WHAT THIS TASK INVOLVES:
Repeat the listing in full. Nothing may be added or left out.

──────────────────────────────

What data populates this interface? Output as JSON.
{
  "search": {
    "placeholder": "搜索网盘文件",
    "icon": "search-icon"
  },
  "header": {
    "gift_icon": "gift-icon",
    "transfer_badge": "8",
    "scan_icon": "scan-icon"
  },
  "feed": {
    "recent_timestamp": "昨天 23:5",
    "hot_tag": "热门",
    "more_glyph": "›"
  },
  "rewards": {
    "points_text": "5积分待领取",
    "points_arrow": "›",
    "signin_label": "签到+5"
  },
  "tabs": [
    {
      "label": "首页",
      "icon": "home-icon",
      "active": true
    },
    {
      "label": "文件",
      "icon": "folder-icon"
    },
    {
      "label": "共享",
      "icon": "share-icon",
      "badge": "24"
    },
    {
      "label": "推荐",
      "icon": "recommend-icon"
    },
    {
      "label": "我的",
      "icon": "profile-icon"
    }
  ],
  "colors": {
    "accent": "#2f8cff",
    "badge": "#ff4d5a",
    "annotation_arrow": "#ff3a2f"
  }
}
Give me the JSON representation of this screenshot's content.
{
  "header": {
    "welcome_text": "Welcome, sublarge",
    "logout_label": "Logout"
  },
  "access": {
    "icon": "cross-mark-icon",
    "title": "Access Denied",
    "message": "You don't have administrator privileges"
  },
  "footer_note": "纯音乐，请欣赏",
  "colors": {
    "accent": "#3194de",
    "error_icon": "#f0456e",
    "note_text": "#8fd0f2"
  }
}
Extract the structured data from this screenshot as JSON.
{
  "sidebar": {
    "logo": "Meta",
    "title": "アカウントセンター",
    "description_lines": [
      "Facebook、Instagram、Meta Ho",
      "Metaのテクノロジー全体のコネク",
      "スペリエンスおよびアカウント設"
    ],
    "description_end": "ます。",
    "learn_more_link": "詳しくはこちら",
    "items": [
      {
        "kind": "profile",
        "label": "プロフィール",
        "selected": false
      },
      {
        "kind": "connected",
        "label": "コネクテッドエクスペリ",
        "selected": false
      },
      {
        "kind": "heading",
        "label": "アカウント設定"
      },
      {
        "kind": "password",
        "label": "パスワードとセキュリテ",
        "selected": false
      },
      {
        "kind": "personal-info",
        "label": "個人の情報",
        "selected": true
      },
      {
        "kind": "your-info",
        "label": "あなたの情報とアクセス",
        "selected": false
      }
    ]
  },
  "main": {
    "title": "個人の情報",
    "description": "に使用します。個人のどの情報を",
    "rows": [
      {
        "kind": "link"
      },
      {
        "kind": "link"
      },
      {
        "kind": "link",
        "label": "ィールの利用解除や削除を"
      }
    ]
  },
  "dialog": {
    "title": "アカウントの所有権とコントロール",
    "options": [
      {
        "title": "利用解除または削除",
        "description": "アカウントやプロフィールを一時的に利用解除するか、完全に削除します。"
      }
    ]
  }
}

──────────────────────────────

SOLVED EXERCISE:
What data populates this interface? Output as JSON.
{
  "search": {
    "placeholder": "搜索网盘文件",
    "icon": "search-icon"
  },
  "header": {
    "gift_icon": "gift-icon",
    "transfer_badge": "8",
    "scan_icon": "scan-icon"
  },
  "feed": {
    "recent_timestamp": "昨天 23:5",
    "hot_tag": "热门",
    "more_glyph": "›"
  },
  "rewards": {
    "points_text": "5积分待领取",
    "points_arrow": "›",
    "signin_label": "签到+5"
  },
  "tabs": [
    {
      "label": "首页",
      "icon": "home-icon",
      "active": true
    },
    {
      "label": "文件",
      "icon": "folder-icon"
    },
    {
      "label": "共享",
      "icon": "share-icon",
      "badge": "24"
    },
    {
      "label": "推荐",
      "icon": "recommend-icon"
    },
    {
      "label": "我的",
      "icon": "profile-icon"
    }
  ],
  "colors": {
    "accent": "#2f8cff",
    "badge": "#ff4d5a",
    "annotation_arrow": "#ff3a2f"
  }
}
Give me the JSON representation of this screenshot's content.
{
  "header": {
    "welcome_text": "Welcome, sublarge",
    "logout_label": "Logout"
  },
  "access": {
    "icon": "cross-mark-icon",
    "title": "Access Denied",
    "message": "You don't have administrator privileges"
  },
  "footer_note": "纯音乐，请欣赏",
  "colors": {
    "accent": "#3194de",
    "error_icon": "#f0456e",
    "note_text": "#8fd0f2"
  }
}
Extract the structured data from this screenshot as JSON.
{
  "sidebar": {
    "logo": "Meta",
    "title": "アカウントセンター",
    "description_lines": [
      "Facebook、Instagram、Meta Ho",
      "Metaのテクノロジー全体のコネク",
      "スペリエンスおよびアカウント設"
    ],
    "description_end": "ます。",
    "learn_more_link": "詳しくはこちら",
    "items": [
      {
        "kind": "profile",
        "label": "プロフィール",
        "selected": false
      },
      {
        "kind": "connected",
        "label": "コネクテッドエクスペリ",
        "selected": false
      },
      {
        "kind": "heading",
        "label": "アカウント設定"
      },
      {
        "kind": "password",
        "label": "パスワードとセキュリテ",
        "selected": false
      },
      {
        "kind": "personal-info",
        "label": "個人の情報",
        "selected": true
      },
      {
        "kind": "your-info",
        "label": "あなたの情報とアクセス",
        "selected": false
      }
    ]
  },
  "main": {
    "title": "個人の情報",
    "description": "に使用します。個人のどの情報を",
    "rows": [
      {
        "kind": "link"
      },
      {
        "kind": "link"
      },
      {
        "kind": "link",
        "label": "ィールの利用解除や削除を"
      }
    ]
  },
  "dialog": {
    "title": "アカウントの所有権とコントロール",
    "options": [
      {
        "title": "利用解除または削除",
        "description": "アカウントやプロフィールを一時的に利用解除するか、完全に削除します。"
      }
    ]
  }
}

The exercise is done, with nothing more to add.